OBJECTIVE => Locate each line holding the string "service" and copy it.

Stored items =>
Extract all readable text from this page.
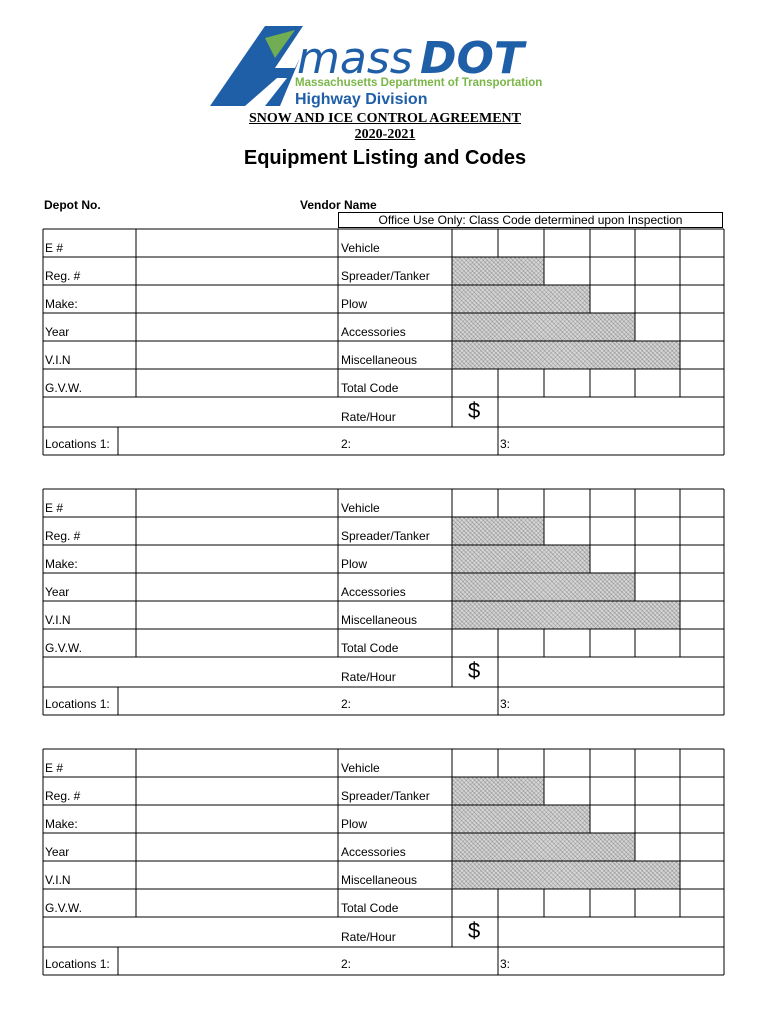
mass DOT
Massachusetts Department of Transportation
Highway Division
SNOW AND ICE CONTROL AGREEMENT
2020-2021
Equipment Listing and Codes
Depot No.	Vendor Name
Office Use Only: Class Code determined upon Inspection
E #	Vehicle
Reg. #	Spreader/Tanker
Make:	Plow
Year	Accessories
V.I.N	Miscellaneous
G.V.W.	Total Code
Rate/Hour	$
Locations 1:	2:	3:
E #	Vehicle
Reg. #	Spreader/Tanker
Make:	Plow
Year	Accessories
V.I.N	Miscellaneous
G.V.W.	Total Code
Rate/Hour	$
Locations 1:	2:	3:
E #	Vehicle
Reg. #	Spreader/Tanker
Make:	Plow
Year	Accessories
V.I.N	Miscellaneous
G.V.W.	Total Code
Rate/Hour	$
Locations 1:	2:	3:
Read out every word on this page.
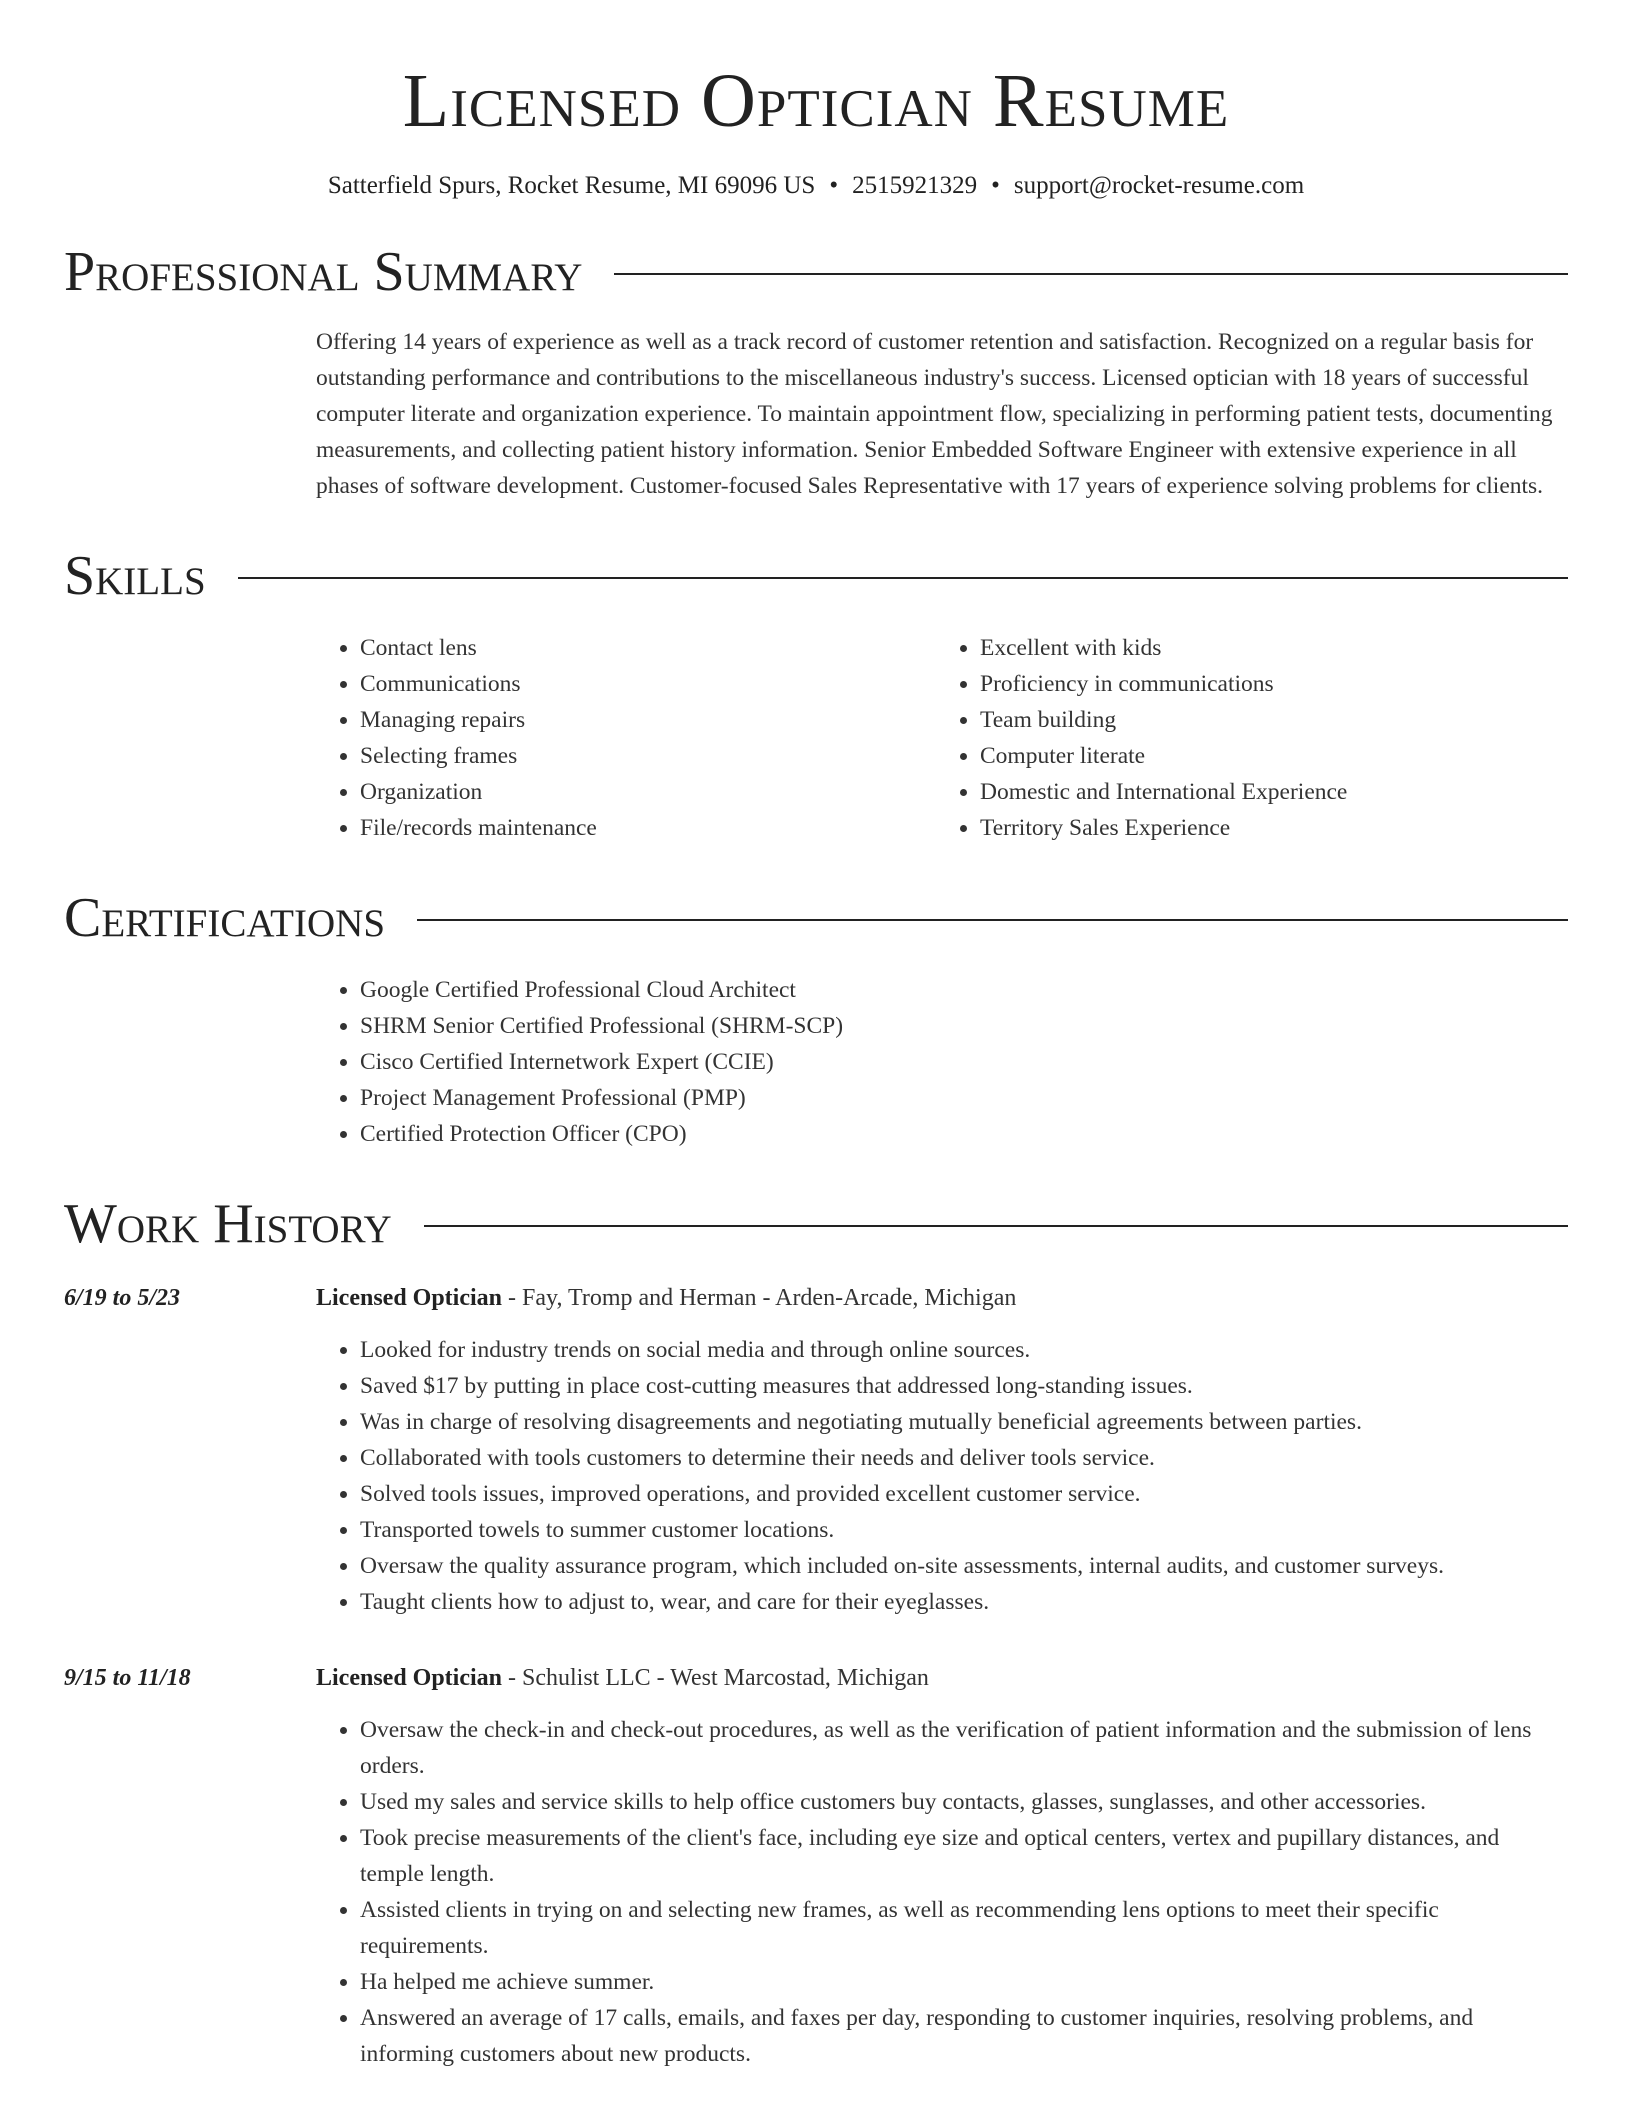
Licensed Optician Resume
Satterfield Spurs, Rocket Resume, MI 69096 US • 2515921329 • support@rocket-resume.com
Professional Summary
Offering 14 years of experience as well as a track record of customer retention and satisfaction. Recognized on a regular basis for outstanding performance and contributions to the miscellaneous industry's success. Licensed optician with 18 years of successful computer literate and organization experience. To maintain appointment flow, specializing in performing patient tests, documenting measurements, and collecting patient history information. Senior Embedded Software Engineer with extensive experience in all phases of software development. Customer-focused Sales Representative with 17 years of experience solving problems for clients.
Skills
• Contact lens
• Communications
• Managing repairs
• Selecting frames
• Organization
• File/records maintenance
• Excellent with kids
• Proficiency in communications
• Team building
• Computer literate
• Domestic and International Experience
• Territory Sales Experience
Certifications
• Google Certified Professional Cloud Architect
• SHRM Senior Certified Professional (SHRM-SCP)
• Cisco Certified Internetwork Expert (CCIE)
• Project Management Professional (PMP)
• Certified Protection Officer (CPO)
Work History
6/19 to 5/23	Licensed Optician - Fay, Tromp and Herman - Arden-Arcade, Michigan
• Looked for industry trends on social media and through online sources.
• Saved $17 by putting in place cost-cutting measures that addressed long-standing issues.
• Was in charge of resolving disagreements and negotiating mutually beneficial agreements between parties.
• Collaborated with tools customers to determine their needs and deliver tools service.
• Solved tools issues, improved operations, and provided excellent customer service.
• Transported towels to summer customer locations.
• Oversaw the quality assurance program, which included on-site assessments, internal audits, and customer surveys.
• Taught clients how to adjust to, wear, and care for their eyeglasses.
9/15 to 11/18	Licensed Optician - Schulist LLC - West Marcostad, Michigan
• Oversaw the check-in and check-out procedures, as well as the verification of patient information and the submission of lens orders.
• Used my sales and service skills to help office customers buy contacts, glasses, sunglasses, and other accessories.
• Took precise measurements of the client's face, including eye size and optical centers, vertex and pupillary distances, and temple length.
• Assisted clients in trying on and selecting new frames, as well as recommending lens options to meet their specific requirements.
• Ha helped me achieve summer.
• Answered an average of 17 calls, emails, and faxes per day, responding to customer inquiries, resolving problems, and informing customers about new products.
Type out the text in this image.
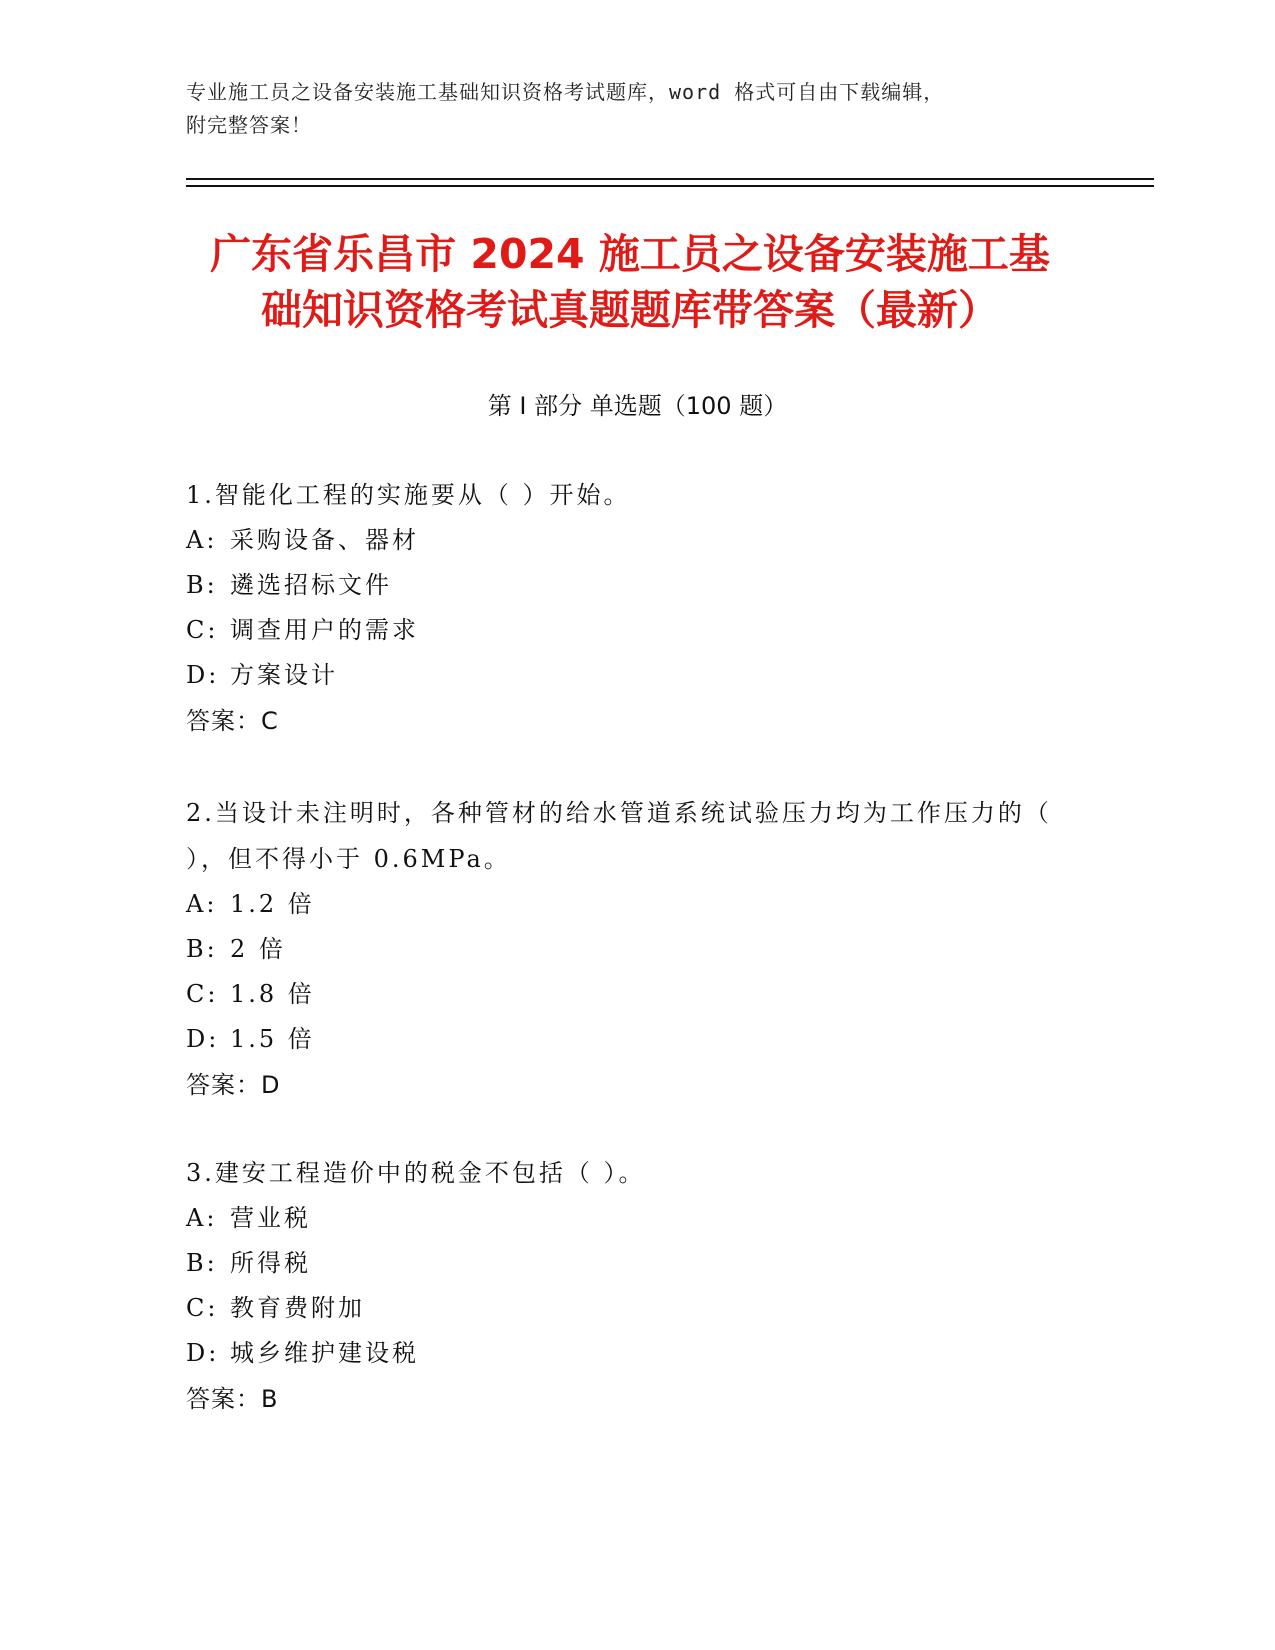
专业施工员之设备安装施工基础知识资格考试题库，word 格式可自由下载编辑，
附完整答案！
广东省乐昌市 2024 施工员之设备安装施工基
础知识资格考试真题题库带答案（最新）
第 I 部分 单选题（100 题）

1.智能化工程的实施要从（ ）开始。

A: 采购设备、器材

B: 遴选招标文件

C: 调查用户的需求

D: 方案设计

答案：C

2.当设计未注明时，各种管材的给水管道系统试验压力均为工作压力的（ ），但不得小于 0.6MPa。

A: 1.2 倍

B: 2 倍

C: 1.8 倍

D: 1.5 倍

答案：D

3.建安工程造价中的税金不包括（ ）。

A: 营业税

B: 所得税

C: 教育费附加

D: 城乡维护建设税

答案：B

FULL SOLUTION =>
• Collaborated with tools customers to determine their needs and deliver tools service.
• Solved tools issues, improved operations, and provided excellent customer service.
• Used my sales and service skills to help office customers buy contacts, glasses, sunglasses, and other accessories.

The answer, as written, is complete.